Part of a data file

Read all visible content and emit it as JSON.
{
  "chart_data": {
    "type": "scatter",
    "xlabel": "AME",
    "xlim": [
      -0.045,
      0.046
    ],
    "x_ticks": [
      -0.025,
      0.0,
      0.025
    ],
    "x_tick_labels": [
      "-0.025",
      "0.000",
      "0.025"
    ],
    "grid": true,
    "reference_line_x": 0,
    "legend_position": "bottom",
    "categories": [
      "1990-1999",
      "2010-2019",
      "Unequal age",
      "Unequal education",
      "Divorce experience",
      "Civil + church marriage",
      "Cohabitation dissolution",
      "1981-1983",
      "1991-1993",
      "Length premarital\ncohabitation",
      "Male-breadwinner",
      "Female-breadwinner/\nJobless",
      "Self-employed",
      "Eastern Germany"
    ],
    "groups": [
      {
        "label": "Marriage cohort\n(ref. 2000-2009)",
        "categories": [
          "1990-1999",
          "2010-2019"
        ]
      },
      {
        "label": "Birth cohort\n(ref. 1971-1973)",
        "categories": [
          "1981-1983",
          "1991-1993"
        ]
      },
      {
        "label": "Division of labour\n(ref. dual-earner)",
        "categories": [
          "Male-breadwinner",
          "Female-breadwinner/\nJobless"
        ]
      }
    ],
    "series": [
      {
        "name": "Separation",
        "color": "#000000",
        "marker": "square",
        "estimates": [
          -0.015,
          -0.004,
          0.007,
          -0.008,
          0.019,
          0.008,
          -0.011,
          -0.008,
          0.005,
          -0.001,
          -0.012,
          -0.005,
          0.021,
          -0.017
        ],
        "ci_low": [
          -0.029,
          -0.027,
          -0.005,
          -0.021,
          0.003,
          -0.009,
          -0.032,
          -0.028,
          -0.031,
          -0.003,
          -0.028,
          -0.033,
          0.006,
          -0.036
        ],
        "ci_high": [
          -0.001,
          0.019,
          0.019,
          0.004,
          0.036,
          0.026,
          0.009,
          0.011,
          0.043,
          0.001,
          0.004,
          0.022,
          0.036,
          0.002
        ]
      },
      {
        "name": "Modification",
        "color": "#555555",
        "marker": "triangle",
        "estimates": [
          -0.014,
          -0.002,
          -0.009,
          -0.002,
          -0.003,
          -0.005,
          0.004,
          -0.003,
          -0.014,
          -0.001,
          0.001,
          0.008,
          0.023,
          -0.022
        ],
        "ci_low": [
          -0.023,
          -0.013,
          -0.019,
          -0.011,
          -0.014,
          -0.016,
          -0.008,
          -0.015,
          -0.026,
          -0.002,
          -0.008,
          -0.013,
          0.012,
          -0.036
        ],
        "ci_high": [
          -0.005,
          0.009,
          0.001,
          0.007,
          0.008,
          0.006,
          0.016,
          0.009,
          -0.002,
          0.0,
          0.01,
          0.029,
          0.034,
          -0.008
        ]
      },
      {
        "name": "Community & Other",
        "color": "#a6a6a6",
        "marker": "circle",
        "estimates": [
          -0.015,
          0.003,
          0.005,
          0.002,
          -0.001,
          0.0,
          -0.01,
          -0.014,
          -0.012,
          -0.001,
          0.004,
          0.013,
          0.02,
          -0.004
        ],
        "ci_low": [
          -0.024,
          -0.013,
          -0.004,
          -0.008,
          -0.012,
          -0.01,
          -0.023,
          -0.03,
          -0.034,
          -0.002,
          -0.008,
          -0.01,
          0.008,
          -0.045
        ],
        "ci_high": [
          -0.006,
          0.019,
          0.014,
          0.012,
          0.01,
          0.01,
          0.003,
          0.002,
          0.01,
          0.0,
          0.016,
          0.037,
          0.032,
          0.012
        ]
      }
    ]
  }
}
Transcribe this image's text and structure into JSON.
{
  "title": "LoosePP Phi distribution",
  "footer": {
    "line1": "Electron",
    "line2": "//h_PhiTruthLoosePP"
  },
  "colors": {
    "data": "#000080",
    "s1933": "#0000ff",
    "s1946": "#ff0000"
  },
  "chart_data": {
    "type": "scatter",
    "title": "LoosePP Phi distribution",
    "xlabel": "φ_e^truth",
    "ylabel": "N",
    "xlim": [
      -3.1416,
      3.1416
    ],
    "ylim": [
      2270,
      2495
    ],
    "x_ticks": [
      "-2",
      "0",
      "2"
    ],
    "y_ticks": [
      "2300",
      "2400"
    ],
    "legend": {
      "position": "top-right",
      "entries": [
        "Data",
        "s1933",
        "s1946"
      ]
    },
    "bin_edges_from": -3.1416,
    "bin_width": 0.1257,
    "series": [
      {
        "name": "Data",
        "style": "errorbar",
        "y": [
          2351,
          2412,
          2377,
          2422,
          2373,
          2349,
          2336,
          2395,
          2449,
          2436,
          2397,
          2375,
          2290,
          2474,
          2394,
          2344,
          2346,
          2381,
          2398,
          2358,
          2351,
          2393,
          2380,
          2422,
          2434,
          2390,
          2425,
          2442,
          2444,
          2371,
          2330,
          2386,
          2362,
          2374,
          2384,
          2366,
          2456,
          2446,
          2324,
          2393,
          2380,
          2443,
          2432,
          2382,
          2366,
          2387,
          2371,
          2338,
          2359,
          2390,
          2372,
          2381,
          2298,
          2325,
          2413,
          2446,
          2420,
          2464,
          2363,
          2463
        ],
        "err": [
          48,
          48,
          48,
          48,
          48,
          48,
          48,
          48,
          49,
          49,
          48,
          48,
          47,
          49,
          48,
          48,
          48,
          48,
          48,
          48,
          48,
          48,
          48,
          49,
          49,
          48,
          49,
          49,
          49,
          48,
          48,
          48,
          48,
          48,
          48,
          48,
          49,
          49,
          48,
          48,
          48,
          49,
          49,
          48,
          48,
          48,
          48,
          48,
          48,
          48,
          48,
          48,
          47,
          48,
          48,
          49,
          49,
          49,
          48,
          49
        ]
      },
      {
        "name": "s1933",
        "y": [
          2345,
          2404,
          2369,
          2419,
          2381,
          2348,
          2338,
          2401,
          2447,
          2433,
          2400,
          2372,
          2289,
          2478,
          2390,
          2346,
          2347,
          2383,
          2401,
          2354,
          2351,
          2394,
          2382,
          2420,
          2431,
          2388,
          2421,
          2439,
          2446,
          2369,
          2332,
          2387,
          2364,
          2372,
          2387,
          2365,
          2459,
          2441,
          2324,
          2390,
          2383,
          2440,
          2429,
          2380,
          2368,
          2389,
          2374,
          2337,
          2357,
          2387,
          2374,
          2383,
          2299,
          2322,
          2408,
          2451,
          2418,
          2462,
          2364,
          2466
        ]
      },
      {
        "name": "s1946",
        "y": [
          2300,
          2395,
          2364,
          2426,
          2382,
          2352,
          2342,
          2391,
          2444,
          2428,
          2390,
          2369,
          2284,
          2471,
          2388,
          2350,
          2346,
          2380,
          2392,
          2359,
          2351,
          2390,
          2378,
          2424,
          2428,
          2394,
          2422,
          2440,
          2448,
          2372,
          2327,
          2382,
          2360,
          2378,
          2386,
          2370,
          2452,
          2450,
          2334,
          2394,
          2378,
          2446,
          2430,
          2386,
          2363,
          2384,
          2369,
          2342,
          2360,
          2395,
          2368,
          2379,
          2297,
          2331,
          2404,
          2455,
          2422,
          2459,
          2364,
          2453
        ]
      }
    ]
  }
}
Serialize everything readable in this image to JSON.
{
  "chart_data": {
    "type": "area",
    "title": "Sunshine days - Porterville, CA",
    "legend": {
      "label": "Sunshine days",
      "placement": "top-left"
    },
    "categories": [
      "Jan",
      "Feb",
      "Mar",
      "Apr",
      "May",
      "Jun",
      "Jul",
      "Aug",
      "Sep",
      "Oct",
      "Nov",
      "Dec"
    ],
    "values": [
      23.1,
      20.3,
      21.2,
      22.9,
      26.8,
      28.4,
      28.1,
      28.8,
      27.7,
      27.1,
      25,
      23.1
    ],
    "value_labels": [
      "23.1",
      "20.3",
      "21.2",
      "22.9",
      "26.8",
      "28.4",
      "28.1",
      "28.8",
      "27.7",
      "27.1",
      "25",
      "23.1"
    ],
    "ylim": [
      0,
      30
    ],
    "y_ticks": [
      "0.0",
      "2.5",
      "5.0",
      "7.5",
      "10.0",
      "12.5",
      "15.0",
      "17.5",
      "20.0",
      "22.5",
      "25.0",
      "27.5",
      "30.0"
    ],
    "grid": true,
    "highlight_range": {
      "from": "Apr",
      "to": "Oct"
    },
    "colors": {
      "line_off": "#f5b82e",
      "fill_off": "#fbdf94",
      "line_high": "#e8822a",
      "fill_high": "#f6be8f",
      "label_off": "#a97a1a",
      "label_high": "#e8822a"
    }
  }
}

§ Direction
Each line holding "days" must be found and copied.

§ The response
    "title": "Sunshine days - Porterville, CA",
      "label": "Sunshine days",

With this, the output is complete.